• The problem
Identify all lines in the data containing the string "JSON". Copy them out.

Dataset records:
-------------------------

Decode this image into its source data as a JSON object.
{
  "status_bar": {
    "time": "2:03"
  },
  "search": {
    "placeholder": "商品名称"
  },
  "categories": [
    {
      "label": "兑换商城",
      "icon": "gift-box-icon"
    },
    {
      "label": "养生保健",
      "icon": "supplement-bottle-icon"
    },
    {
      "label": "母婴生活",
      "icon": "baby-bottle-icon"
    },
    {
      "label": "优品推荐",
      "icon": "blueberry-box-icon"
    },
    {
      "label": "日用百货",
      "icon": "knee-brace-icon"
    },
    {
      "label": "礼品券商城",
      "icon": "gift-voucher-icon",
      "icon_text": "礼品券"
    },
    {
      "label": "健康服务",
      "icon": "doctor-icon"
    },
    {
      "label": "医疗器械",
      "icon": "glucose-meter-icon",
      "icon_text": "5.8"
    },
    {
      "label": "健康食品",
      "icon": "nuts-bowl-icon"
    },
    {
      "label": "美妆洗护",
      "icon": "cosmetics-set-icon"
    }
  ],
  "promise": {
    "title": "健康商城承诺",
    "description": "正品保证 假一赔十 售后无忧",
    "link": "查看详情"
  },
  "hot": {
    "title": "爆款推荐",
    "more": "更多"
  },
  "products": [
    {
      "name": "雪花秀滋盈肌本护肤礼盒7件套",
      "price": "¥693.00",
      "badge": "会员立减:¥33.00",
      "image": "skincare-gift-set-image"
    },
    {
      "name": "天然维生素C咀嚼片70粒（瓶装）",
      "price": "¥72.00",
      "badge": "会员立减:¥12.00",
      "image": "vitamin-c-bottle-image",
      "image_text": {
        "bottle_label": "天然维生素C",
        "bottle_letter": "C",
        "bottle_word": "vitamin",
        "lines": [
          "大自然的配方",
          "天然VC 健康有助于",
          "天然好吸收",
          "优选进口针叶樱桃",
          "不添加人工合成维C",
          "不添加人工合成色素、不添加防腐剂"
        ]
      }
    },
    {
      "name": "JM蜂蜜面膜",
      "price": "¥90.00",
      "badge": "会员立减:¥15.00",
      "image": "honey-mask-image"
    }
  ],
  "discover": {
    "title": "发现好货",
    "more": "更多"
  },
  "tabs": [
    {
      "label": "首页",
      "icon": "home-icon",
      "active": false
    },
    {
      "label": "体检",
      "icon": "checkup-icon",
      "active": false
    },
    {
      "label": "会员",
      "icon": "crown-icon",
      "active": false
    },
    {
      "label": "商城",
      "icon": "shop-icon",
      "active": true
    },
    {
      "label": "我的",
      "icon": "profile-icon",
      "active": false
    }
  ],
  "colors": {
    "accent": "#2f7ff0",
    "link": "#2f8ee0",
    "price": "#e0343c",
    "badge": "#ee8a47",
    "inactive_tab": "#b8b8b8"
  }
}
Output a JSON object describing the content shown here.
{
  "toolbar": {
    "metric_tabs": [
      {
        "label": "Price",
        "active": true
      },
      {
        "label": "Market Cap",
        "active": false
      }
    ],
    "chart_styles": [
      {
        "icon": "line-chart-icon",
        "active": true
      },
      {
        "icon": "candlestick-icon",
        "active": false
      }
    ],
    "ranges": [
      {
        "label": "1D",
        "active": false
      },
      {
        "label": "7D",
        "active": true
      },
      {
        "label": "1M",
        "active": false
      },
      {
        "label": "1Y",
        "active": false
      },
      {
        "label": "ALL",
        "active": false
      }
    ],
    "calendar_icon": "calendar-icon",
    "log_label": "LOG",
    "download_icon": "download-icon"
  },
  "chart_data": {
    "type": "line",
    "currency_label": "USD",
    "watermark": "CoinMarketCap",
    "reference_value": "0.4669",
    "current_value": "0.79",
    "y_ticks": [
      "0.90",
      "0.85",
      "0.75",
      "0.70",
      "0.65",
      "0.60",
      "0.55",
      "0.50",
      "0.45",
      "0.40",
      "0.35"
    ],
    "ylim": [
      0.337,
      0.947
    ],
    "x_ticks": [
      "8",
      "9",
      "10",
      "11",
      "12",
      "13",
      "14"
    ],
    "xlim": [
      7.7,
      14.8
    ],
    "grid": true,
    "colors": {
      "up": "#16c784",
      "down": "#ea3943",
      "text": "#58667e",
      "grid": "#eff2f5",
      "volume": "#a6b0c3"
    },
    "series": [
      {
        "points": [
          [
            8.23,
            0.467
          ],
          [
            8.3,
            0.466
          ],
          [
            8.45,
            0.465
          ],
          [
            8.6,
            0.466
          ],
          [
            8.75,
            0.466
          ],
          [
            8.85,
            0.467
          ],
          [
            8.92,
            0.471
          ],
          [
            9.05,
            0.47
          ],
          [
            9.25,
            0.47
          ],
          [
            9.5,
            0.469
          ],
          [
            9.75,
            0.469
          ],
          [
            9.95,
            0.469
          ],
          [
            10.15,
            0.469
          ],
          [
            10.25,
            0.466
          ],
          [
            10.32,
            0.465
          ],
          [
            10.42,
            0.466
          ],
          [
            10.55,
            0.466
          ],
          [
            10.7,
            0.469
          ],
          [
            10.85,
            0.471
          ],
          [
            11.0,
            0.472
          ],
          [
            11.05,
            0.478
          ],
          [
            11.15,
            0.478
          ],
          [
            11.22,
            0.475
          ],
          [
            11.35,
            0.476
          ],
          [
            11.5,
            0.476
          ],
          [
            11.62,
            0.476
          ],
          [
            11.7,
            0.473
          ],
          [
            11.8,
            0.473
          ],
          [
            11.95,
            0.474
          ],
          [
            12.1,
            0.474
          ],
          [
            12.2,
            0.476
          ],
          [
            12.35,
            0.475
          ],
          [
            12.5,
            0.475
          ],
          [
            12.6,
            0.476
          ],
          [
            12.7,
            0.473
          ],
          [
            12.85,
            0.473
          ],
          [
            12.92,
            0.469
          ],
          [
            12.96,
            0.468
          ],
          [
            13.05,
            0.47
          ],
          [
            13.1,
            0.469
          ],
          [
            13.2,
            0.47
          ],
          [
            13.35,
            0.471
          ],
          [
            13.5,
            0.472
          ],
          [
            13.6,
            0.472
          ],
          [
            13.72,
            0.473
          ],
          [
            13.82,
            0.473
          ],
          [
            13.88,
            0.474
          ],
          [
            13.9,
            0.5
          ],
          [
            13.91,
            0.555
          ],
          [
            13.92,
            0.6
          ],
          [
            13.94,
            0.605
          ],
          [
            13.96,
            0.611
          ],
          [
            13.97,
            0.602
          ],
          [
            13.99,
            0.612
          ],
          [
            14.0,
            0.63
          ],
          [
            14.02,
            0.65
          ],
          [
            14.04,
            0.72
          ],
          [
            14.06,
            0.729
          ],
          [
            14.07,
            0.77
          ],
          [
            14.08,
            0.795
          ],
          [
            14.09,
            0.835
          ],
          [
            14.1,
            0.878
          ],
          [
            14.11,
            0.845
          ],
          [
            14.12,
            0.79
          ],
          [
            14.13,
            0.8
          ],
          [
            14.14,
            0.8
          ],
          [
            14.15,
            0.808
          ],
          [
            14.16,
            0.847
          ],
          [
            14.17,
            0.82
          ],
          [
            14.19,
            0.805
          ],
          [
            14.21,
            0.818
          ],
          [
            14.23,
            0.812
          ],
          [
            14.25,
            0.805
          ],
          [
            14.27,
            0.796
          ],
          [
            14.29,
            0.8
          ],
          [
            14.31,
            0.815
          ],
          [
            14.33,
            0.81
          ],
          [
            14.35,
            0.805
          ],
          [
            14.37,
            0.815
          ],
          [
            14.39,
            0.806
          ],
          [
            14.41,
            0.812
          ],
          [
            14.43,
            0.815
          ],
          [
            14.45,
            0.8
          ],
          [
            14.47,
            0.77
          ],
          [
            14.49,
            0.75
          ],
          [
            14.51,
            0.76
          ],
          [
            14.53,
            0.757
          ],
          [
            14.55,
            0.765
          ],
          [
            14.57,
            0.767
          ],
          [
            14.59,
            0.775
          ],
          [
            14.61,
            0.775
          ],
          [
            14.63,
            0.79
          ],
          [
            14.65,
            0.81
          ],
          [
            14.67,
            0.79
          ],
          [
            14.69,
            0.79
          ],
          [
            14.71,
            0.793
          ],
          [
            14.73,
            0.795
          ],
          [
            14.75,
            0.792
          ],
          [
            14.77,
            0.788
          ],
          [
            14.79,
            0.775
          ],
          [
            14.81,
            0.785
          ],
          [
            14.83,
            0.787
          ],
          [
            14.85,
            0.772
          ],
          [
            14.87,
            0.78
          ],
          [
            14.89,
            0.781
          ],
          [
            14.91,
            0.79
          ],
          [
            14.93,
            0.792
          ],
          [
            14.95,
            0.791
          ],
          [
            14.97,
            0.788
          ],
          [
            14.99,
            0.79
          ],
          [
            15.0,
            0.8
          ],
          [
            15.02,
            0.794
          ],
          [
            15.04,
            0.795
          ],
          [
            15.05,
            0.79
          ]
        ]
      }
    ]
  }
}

-------------------------

• Exercise answer
Decode this image into its source data as a JSON object.
Output a JSON object describing the content shown here.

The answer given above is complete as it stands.